[start Records for the exercise]
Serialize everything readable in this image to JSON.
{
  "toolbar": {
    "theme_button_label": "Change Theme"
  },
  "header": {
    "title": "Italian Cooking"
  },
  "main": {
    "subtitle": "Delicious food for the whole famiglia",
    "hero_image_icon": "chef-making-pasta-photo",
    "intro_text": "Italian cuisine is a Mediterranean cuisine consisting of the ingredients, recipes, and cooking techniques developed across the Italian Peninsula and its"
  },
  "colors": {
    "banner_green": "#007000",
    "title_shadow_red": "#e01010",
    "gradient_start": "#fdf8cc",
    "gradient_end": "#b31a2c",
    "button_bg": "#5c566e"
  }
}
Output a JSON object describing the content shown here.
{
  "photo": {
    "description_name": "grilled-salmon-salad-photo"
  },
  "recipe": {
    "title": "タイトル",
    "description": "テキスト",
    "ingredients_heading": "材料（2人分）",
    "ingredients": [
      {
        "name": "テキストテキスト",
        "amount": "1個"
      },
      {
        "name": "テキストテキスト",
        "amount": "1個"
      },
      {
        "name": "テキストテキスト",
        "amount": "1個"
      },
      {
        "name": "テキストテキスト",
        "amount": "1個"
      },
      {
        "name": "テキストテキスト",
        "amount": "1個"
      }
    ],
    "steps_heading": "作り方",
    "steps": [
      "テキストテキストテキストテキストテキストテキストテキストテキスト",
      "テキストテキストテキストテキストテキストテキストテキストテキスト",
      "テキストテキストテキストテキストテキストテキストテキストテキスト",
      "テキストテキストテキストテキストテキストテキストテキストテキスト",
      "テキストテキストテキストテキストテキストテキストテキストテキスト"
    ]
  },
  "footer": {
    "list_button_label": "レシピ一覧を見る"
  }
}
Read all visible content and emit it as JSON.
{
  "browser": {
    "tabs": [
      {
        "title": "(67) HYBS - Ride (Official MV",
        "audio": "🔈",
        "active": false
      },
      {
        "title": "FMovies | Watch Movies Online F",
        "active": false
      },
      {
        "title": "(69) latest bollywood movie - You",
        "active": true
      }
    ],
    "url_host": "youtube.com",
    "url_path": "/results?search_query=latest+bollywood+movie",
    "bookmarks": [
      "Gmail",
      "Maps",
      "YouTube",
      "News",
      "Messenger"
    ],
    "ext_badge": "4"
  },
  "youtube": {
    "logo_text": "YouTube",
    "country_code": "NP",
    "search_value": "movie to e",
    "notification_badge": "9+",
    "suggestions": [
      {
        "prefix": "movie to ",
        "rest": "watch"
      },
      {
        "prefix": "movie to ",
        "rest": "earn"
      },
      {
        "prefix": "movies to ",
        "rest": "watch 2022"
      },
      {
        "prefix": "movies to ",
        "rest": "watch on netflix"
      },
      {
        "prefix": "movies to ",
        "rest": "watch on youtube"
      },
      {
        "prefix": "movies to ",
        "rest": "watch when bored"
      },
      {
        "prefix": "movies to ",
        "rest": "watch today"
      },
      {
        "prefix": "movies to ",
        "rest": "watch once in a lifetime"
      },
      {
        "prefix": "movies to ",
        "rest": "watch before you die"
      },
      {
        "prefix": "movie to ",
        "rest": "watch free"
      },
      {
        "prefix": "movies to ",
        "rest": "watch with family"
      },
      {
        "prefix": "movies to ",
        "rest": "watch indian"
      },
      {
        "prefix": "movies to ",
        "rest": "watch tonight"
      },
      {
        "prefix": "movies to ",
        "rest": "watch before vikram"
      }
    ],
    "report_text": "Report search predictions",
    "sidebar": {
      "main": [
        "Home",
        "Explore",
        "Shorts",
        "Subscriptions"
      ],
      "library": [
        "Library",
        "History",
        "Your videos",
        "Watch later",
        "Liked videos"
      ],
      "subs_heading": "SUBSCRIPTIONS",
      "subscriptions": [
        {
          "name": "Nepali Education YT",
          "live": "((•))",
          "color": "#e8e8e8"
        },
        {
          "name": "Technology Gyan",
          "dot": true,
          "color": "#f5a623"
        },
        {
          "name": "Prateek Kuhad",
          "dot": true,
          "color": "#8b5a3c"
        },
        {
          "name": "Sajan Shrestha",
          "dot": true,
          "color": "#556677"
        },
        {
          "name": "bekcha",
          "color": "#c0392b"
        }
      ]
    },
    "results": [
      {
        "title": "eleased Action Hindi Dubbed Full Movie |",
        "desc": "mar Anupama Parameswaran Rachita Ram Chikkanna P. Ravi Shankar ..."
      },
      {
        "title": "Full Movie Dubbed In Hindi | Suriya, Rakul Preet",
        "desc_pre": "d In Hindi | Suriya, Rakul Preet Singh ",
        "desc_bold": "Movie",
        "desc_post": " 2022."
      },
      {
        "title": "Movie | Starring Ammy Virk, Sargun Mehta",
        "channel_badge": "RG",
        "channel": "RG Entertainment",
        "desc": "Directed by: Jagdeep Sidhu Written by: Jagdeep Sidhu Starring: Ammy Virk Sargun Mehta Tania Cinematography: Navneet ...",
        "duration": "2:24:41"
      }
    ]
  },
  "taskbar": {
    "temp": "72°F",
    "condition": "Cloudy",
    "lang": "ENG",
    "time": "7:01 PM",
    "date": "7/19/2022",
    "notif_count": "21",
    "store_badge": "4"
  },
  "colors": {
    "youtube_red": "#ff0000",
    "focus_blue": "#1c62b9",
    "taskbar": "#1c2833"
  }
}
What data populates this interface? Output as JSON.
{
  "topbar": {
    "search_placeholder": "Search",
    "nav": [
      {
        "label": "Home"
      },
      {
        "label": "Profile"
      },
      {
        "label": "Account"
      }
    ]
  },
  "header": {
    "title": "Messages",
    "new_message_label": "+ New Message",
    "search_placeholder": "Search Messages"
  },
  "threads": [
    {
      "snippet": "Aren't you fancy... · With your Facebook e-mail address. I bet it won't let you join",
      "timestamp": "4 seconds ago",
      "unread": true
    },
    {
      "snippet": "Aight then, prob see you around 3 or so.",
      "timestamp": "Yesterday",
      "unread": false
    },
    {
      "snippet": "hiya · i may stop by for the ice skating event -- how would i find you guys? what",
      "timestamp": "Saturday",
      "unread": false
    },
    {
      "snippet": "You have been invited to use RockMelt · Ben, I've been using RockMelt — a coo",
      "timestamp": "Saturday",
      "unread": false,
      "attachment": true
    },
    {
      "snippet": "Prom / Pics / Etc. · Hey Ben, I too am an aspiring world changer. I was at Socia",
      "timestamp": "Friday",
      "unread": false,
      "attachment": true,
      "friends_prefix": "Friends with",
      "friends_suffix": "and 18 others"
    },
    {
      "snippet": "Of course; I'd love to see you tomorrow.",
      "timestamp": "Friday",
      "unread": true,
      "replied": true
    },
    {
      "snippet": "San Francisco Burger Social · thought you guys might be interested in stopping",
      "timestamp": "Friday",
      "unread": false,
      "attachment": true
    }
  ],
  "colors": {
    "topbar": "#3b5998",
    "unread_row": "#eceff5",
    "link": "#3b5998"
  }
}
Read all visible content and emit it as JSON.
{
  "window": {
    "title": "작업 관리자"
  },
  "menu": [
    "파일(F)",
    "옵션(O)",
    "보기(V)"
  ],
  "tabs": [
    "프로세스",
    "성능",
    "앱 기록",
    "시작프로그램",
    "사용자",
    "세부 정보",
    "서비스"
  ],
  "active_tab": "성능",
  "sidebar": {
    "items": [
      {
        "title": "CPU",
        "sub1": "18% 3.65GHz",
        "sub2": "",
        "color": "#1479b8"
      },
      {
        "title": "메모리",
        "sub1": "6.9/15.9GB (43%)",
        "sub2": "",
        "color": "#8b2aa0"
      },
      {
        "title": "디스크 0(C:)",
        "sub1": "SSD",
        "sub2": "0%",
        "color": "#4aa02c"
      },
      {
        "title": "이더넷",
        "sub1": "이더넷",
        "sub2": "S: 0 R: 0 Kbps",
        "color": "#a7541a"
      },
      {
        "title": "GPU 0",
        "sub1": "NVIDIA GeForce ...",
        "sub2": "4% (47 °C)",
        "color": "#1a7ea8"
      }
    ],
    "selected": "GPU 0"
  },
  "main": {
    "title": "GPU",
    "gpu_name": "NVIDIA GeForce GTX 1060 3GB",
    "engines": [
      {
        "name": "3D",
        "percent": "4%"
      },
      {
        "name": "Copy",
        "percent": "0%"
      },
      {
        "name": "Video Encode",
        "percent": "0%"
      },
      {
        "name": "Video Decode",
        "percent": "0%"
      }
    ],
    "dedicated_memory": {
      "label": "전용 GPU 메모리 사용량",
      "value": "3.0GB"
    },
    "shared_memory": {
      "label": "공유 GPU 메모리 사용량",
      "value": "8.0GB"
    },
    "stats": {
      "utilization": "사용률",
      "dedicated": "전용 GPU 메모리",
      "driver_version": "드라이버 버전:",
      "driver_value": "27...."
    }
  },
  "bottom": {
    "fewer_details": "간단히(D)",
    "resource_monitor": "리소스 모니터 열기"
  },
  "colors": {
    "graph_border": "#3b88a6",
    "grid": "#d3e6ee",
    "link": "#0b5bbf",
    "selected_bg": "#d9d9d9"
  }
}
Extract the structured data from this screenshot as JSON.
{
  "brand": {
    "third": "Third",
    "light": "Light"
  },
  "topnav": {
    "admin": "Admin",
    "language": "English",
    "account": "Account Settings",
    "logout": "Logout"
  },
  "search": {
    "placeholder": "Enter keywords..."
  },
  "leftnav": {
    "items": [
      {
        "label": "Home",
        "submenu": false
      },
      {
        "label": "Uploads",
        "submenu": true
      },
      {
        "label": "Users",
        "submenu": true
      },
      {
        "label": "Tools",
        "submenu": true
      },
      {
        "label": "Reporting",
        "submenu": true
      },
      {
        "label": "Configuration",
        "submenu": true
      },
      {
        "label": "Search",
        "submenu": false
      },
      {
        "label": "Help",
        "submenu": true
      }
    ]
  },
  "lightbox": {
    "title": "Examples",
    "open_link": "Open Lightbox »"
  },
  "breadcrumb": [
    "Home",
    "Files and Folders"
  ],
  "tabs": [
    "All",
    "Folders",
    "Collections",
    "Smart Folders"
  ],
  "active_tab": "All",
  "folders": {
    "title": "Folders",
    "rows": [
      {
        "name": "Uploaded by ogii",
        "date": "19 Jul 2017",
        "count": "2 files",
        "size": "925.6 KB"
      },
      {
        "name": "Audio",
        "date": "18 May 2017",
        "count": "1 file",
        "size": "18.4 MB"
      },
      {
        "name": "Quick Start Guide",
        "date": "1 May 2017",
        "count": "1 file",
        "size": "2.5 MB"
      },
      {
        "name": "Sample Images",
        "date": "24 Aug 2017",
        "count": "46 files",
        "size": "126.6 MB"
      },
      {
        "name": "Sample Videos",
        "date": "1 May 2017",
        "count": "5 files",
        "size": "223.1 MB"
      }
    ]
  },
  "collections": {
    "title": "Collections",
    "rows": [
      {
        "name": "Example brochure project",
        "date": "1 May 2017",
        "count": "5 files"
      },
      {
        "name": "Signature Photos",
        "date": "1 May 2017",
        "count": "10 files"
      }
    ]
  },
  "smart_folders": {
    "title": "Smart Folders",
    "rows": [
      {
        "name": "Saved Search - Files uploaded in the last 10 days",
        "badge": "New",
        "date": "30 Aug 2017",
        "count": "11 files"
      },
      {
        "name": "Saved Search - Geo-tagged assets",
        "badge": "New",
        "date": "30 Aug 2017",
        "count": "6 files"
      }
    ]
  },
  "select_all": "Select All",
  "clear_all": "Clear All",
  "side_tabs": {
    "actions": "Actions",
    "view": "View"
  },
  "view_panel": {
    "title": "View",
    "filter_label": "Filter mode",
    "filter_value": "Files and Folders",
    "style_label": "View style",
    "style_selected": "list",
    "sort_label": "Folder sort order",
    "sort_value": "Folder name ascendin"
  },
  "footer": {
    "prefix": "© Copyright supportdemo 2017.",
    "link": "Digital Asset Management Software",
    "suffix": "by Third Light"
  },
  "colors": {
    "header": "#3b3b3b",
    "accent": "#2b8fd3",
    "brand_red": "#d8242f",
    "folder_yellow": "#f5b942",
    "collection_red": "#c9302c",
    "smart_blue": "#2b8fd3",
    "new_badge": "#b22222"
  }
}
[end Records for the exercise]
**Work to be completed**
Scan the material above. Copy each line where "Account" occurs.

**Correct result**
        "label": "Account"
    "account": "Account Settings",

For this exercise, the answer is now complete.